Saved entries

----

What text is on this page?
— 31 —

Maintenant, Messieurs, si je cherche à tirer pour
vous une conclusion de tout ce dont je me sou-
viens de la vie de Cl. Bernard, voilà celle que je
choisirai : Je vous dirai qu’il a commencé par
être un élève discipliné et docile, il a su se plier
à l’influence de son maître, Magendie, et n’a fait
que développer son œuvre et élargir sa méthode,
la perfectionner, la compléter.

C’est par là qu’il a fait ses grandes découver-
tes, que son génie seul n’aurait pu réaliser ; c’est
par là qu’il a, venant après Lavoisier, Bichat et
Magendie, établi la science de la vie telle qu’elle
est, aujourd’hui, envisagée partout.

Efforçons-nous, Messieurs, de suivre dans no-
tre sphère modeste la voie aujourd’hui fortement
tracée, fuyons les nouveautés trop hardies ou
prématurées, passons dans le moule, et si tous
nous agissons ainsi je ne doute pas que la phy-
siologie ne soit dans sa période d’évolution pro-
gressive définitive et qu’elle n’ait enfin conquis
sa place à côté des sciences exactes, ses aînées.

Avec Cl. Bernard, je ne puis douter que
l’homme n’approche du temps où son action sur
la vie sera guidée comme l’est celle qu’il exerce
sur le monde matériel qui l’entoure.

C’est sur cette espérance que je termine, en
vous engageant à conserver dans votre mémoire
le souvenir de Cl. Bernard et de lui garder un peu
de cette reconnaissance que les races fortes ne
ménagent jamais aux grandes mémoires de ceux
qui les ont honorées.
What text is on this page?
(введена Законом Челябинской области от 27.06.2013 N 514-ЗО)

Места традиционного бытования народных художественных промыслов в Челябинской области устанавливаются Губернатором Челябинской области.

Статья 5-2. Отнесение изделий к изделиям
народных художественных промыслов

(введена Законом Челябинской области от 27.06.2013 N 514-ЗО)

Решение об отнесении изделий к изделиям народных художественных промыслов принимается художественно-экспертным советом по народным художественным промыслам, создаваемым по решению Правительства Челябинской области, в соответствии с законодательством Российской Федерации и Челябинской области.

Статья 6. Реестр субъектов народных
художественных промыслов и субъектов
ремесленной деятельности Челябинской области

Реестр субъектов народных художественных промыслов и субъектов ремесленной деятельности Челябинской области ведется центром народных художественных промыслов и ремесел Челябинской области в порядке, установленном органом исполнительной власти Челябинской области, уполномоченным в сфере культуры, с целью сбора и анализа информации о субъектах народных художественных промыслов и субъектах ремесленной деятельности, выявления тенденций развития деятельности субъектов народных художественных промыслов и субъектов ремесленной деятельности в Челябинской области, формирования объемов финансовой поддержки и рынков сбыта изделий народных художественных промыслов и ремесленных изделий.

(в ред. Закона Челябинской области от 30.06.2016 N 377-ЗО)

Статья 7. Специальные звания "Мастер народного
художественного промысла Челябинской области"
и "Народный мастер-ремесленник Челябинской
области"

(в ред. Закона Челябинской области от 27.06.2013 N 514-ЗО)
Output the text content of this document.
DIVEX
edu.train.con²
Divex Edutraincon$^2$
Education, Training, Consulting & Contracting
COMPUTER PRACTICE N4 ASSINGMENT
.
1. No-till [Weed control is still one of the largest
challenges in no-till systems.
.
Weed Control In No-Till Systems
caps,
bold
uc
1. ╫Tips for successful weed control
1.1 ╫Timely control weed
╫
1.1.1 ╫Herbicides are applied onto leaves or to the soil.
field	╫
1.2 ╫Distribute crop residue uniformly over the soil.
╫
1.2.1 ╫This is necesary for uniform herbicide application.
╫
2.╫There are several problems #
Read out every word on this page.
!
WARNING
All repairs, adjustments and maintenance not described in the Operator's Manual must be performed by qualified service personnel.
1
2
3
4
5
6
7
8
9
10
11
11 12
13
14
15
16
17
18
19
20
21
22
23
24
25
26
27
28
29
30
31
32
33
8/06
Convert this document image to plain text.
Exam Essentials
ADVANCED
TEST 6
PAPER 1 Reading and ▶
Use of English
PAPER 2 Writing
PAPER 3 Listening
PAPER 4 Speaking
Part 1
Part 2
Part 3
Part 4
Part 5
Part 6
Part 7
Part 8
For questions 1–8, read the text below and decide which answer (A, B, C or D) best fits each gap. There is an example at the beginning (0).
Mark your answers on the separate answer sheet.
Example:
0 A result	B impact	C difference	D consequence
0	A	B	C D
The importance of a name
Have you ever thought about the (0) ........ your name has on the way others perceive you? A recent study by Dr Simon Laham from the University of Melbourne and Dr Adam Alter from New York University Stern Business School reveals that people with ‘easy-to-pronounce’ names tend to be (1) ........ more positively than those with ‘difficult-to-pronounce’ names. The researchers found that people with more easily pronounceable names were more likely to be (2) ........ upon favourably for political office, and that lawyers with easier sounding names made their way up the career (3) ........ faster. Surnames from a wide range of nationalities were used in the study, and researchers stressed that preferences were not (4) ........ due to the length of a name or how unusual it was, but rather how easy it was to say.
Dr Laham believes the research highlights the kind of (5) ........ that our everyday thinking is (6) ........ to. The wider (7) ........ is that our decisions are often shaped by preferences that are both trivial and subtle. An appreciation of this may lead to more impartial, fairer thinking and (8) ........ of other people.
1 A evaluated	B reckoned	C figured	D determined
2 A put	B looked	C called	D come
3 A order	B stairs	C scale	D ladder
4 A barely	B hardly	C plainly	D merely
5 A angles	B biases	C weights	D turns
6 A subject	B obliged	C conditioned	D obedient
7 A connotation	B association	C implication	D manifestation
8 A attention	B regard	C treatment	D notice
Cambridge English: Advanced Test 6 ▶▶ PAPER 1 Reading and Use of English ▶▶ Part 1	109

----

* _What the task asks_
Extract all of the data shown above and repeat it verbatim.

* _Reply to the task_
What text is on this page?
— 31 —

Maintenant, Messieurs, si je cherche à tirer pour
vous une conclusion de tout ce dont je me sou-
viens de la vie de Cl. Bernard, voilà celle que je
choisirai : Je vous dirai qu’il a commencé par
être un élève discipliné et docile, il a su se plier
à l’influence de son maître, Magendie, et n’a fait
que développer son œuvre et élargir sa méthode,
la perfectionner, la compléter.

C’est par là qu’il a fait ses grandes découver-
tes, que son génie seul n’aurait pu réaliser ; c’est
par là qu’il a, venant après Lavoisier, Bichat et
Magendie, établi la science de la vie telle qu’elle
est, aujourd’hui, envisagée partout.

Efforçons-nous, Messieurs, de suivre dans no-
tre sphère modeste la voie aujourd’hui fortement
tracée, fuyons les nouveautés trop hardies ou
prématurées, passons dans le moule, et si tous
nous agissons ainsi je ne doute pas que la phy-
siologie ne soit dans sa période d’évolution pro-
gressive définitive et qu’elle n’ait enfin conquis
sa place à côté des sciences exactes, ses aînées.

Avec Cl. Bernard, je ne puis douter que
l’homme n’approche du temps où son action sur
la vie sera guidée comme l’est celle qu’il exerce
sur le monde matériel qui l’entoure.

C’est sur cette espérance que je termine, en
vous engageant à conserver dans votre mémoire
le souvenir de Cl. Bernard et de lui garder un peu
de cette reconnaissance que les races fortes ne
ménagent jamais aux grandes mémoires de ceux
qui les ont honorées.
What text is on this page?
(введена Законом Челябинской области от 27.06.2013 N 514-ЗО)

Места традиционного бытования народных художественных промыслов в Челябинской области устанавливаются Губернатором Челябинской области.

Статья 5-2. Отнесение изделий к изделиям
народных художественных промыслов

(введена Законом Челябинской области от 27.06.2013 N 514-ЗО)

Решение об отнесении изделий к изделиям народных художественных промыслов принимается художественно-экспертным советом по народным художественным промыслам, создаваемым по решению Правительства Челябинской области, в соответствии с законодательством Российской Федерации и Челябинской области.

Статья 6. Реестр субъектов народных
художественных промыслов и субъектов
ремесленной деятельности Челябинской области

Реестр субъектов народных художественных промыслов и субъектов ремесленной деятельности Челябинской области ведется центром народных художественных промыслов и ремесел Челябинской области в порядке, установленном органом исполнительной власти Челябинской области, уполномоченным в сфере культуры, с целью сбора и анализа информации о субъектах народных художественных промыслов и субъектах ремесленной деятельности, выявления тенденций развития деятельности субъектов народных художественных промыслов и субъектов ремесленной деятельности в Челябинской области, формирования объемов финансовой поддержки и рынков сбыта изделий народных художественных промыслов и ремесленных изделий.

(в ред. Закона Челябинской области от 30.06.2016 N 377-ЗО)

Статья 7. Специальные звания "Мастер народного
художественного промысла Челябинской области"
и "Народный мастер-ремесленник Челябинской
области"

(в ред. Закона Челябинской области от 27.06.2013 N 514-ЗО)
Output the text content of this document.
DIVEX
edu.train.con²
Divex Edutraincon$^2$
Education, Training, Consulting & Contracting
COMPUTER PRACTICE N4 ASSINGMENT
.
1. No-till [Weed control is still one of the largest
challenges in no-till systems.
.
Weed Control In No-Till Systems
caps,
bold
uc
1. ╫Tips for successful weed control
1.1 ╫Timely control weed
╫
1.1.1 ╫Herbicides are applied onto leaves or to the soil.
field	╫
1.2 ╫Distribute crop residue uniformly over the soil.
╫
1.2.1 ╫This is necesary for uniform herbicide application.
╫
2.╫There are several problems #
Read out every word on this page.
!
WARNING
All repairs, adjustments and maintenance not described in the Operator's Manual must be performed by qualified service personnel.
1
2
3
4
5
6
7
8
9
10
11
11 12
13
14
15
16
17
18
19
20
21
22
23
24
25
26
27
28
29
30
31
32
33
8/06
Convert this document image to plain text.
Exam Essentials
ADVANCED
TEST 6
PAPER 1 Reading and ▶
Use of English
PAPER 2 Writing
PAPER 3 Listening
PAPER 4 Speaking
Part 1
Part 2
Part 3
Part 4
Part 5
Part 6
Part 7
Part 8
For questions 1–8, read the text below and decide which answer (A, B, C or D) best fits each gap. There is an example at the beginning (0).
Mark your answers on the separate answer sheet.
Example:
0 A result	B impact	C difference	D consequence
0	A	B	C D
The importance of a name
Have you ever thought about the (0) ........ your name has on the way others perceive you? A recent study by Dr Simon Laham from the University of Melbourne and Dr Adam Alter from New York University Stern Business School reveals that people with ‘easy-to-pronounce’ names tend to be (1) ........ more positively than those with ‘difficult-to-pronounce’ names. The researchers found that people with more easily pronounceable names were more likely to be (2) ........ upon favourably for political office, and that lawyers with easier sounding names made their way up the career (3) ........ faster. Surnames from a wide range of nationalities were used in the study, and researchers stressed that preferences were not (4) ........ due to the length of a name or how unusual it was, but rather how easy it was to say.
Dr Laham believes the research highlights the kind of (5) ........ that our everyday thinking is (6) ........ to. The wider (7) ........ is that our decisions are often shaped by preferences that are both trivial and subtle. An appreciation of this may lead to more impartial, fairer thinking and (8) ........ of other people.
1 A evaluated	B reckoned	C figured	D determined
2 A put	B looked	C called	D come
3 A order	B stairs	C scale	D ladder
4 A barely	B hardly	C plainly	D merely
5 A angles	B biases	C weights	D turns
6 A subject	B obliged	C conditioned	D obedient
7 A connotation	B association	C implication	D manifestation
8 A attention	B regard	C treatment	D notice
Cambridge English: Advanced Test 6 ▶▶ PAPER 1 Reading and Use of English ▶▶ Part 1	109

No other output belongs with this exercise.